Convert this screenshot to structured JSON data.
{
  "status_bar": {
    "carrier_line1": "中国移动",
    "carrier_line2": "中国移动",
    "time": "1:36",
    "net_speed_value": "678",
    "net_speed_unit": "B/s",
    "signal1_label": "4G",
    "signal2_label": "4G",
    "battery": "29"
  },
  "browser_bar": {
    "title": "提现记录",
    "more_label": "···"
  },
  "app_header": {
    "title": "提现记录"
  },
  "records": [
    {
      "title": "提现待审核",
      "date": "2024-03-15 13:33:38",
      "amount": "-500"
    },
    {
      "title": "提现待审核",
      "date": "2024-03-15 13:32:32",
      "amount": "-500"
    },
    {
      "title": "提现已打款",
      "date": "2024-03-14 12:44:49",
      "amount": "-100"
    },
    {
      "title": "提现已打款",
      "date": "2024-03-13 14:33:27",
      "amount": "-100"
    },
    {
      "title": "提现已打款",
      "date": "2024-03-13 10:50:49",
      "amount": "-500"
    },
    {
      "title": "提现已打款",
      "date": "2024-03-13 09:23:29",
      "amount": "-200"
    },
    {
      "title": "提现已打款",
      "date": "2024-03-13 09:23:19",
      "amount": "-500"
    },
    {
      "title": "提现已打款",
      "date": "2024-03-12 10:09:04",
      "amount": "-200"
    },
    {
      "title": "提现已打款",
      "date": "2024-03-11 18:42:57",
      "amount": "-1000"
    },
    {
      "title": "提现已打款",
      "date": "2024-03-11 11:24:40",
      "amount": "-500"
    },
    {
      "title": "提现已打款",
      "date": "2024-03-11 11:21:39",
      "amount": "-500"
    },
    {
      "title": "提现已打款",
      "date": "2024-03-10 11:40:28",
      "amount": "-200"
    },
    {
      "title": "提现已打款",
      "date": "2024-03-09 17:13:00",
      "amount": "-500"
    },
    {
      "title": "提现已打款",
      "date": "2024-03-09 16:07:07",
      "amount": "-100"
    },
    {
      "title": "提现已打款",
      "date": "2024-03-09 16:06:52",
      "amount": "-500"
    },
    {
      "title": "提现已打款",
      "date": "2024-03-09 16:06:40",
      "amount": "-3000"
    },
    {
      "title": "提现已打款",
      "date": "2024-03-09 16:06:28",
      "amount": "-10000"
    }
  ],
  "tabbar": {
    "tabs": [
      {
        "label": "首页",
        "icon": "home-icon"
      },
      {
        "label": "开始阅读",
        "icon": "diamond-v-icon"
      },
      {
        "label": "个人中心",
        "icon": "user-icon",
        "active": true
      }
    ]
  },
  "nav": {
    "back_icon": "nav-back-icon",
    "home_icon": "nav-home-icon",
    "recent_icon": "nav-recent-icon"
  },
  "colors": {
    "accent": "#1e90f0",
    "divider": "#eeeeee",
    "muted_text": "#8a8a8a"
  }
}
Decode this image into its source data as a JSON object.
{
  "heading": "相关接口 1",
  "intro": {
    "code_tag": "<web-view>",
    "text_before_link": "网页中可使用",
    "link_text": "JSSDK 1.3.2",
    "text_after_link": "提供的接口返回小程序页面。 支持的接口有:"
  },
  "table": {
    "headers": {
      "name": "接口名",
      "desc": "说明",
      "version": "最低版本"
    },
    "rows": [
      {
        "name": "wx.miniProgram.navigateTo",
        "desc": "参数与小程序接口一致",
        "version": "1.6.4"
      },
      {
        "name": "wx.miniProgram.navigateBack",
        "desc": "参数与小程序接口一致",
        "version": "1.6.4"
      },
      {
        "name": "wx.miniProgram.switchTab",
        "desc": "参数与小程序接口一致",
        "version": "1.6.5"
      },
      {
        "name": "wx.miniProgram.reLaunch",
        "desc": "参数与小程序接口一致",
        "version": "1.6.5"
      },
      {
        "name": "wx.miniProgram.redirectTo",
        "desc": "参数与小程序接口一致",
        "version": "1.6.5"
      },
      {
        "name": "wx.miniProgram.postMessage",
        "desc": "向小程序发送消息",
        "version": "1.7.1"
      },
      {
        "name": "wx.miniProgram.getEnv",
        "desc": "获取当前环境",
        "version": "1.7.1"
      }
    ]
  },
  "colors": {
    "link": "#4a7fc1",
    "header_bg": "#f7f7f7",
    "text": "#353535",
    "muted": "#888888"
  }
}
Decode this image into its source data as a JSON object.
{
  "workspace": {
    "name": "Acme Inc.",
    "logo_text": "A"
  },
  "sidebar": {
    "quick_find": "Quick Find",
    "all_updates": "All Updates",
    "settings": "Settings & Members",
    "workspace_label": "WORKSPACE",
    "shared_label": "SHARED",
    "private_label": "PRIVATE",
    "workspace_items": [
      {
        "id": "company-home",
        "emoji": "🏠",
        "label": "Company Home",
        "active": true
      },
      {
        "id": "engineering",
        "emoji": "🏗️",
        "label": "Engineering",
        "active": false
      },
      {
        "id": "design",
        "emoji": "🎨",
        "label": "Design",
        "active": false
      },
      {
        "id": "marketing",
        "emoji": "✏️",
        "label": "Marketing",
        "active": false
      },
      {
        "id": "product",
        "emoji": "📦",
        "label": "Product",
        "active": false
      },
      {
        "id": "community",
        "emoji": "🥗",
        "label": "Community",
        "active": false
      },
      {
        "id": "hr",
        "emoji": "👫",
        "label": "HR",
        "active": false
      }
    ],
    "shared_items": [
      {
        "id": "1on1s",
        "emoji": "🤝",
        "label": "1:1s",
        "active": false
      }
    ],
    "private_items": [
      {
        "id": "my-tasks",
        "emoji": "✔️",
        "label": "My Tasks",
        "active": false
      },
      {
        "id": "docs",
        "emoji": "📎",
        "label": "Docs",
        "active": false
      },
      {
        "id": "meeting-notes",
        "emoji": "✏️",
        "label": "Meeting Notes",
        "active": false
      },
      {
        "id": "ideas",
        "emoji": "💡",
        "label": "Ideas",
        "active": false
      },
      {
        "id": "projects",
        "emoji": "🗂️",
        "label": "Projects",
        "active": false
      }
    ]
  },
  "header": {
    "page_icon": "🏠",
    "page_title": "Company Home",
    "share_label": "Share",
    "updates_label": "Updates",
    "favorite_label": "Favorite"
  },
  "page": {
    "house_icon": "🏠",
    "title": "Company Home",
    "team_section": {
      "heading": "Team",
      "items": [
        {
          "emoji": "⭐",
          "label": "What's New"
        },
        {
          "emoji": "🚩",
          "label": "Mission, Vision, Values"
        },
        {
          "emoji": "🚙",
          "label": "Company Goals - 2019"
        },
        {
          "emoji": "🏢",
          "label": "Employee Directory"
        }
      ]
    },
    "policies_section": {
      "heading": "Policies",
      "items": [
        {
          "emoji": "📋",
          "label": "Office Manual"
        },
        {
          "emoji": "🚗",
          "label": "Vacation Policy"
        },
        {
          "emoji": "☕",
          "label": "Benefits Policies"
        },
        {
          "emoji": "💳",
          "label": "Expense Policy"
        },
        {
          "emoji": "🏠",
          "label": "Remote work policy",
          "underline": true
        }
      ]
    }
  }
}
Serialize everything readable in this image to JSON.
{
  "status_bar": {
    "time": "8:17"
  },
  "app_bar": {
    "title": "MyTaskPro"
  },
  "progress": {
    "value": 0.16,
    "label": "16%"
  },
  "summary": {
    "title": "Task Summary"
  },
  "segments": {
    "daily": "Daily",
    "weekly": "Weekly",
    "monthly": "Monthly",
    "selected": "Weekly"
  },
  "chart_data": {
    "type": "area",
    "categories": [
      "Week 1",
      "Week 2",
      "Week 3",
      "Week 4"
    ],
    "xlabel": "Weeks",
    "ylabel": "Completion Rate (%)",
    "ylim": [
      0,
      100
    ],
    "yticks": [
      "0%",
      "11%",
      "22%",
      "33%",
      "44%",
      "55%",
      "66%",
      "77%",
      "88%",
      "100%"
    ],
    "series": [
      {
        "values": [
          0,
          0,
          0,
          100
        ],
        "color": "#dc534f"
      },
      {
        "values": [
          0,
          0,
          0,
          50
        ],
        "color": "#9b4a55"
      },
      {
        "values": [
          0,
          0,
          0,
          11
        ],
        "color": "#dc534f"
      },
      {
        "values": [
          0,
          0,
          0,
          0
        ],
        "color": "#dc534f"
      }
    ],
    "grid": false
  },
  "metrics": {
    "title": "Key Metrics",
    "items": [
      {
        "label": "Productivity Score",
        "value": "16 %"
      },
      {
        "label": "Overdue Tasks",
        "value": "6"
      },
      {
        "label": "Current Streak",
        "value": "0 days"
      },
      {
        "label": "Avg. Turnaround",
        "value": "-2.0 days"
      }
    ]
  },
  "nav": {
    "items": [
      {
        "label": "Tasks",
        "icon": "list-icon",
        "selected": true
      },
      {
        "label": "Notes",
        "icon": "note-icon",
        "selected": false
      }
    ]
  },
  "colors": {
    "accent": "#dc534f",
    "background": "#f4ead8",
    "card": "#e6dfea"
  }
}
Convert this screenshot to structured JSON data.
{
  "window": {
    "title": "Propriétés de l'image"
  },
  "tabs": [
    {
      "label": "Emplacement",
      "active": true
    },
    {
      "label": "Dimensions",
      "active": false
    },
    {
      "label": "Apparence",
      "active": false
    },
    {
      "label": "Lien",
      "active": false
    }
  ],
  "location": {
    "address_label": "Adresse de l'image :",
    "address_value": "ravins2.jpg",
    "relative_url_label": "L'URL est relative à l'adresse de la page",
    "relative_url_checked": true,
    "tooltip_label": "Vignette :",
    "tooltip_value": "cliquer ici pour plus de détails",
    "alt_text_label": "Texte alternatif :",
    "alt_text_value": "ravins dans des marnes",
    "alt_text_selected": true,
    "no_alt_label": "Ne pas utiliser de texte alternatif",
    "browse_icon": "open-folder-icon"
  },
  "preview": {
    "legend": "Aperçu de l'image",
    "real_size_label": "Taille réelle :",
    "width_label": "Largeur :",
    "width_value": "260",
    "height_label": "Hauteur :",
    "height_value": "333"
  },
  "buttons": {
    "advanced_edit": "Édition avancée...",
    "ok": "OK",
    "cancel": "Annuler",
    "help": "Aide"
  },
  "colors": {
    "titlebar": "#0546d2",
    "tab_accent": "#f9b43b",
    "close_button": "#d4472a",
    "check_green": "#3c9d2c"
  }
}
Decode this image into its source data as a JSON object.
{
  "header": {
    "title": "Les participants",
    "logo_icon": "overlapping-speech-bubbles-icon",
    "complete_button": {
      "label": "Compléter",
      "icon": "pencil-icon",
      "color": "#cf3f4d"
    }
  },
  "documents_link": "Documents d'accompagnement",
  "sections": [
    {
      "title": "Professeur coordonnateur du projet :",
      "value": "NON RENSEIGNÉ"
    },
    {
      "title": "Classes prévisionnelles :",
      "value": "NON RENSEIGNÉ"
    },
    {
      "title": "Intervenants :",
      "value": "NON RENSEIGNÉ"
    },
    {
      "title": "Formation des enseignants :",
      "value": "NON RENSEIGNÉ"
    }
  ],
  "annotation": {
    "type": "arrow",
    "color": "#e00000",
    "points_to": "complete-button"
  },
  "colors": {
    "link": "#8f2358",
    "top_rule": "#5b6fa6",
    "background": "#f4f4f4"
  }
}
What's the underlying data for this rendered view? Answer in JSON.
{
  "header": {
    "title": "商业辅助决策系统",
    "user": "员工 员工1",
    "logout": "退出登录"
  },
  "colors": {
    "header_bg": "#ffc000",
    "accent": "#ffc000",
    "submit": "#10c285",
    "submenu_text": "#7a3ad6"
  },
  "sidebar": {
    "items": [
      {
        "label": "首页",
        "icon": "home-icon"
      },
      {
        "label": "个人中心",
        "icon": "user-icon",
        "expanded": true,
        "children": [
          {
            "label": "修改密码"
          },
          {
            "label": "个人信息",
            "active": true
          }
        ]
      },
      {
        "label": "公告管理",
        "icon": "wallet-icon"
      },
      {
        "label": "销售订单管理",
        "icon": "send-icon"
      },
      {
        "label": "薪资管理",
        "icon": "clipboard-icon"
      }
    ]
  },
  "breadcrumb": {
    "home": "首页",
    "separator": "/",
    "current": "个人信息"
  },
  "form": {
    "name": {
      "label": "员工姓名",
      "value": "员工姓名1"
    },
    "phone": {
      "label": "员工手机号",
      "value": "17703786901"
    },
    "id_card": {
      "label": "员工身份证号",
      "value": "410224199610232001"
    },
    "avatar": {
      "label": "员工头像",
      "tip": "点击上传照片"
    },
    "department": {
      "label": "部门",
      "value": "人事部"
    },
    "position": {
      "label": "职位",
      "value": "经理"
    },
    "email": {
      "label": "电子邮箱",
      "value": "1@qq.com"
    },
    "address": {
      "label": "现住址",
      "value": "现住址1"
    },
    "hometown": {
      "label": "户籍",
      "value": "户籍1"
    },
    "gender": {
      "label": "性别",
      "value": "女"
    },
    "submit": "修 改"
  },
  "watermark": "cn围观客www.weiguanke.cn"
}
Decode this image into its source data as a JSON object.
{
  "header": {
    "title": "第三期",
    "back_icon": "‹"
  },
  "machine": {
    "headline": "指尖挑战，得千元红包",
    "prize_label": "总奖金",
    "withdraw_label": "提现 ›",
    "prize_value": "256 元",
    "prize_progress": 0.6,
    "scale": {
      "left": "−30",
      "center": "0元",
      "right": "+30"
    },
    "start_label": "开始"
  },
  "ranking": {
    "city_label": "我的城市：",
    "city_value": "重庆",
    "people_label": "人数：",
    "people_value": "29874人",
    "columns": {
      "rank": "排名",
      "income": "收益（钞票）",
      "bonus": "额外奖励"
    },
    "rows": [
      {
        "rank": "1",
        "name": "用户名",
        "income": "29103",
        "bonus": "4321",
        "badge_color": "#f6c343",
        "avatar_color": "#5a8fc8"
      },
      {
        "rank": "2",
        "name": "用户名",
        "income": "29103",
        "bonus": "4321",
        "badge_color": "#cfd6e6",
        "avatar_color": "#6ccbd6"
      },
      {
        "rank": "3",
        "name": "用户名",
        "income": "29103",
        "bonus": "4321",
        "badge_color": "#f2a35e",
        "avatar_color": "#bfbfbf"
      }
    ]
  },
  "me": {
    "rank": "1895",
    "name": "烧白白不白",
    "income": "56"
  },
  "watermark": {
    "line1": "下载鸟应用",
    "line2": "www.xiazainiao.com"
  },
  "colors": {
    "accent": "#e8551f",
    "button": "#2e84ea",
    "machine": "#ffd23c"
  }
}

> _What is required_
In the records above, locate the lines holding the word "true". Copy each of them.

> _The output_
        "active": true
        "active": true
          "underline": true
        "selected": true
      "active": true
    "relative_url_checked": true,
    "alt_text_selected": true,
        "expanded": true,
            "active": true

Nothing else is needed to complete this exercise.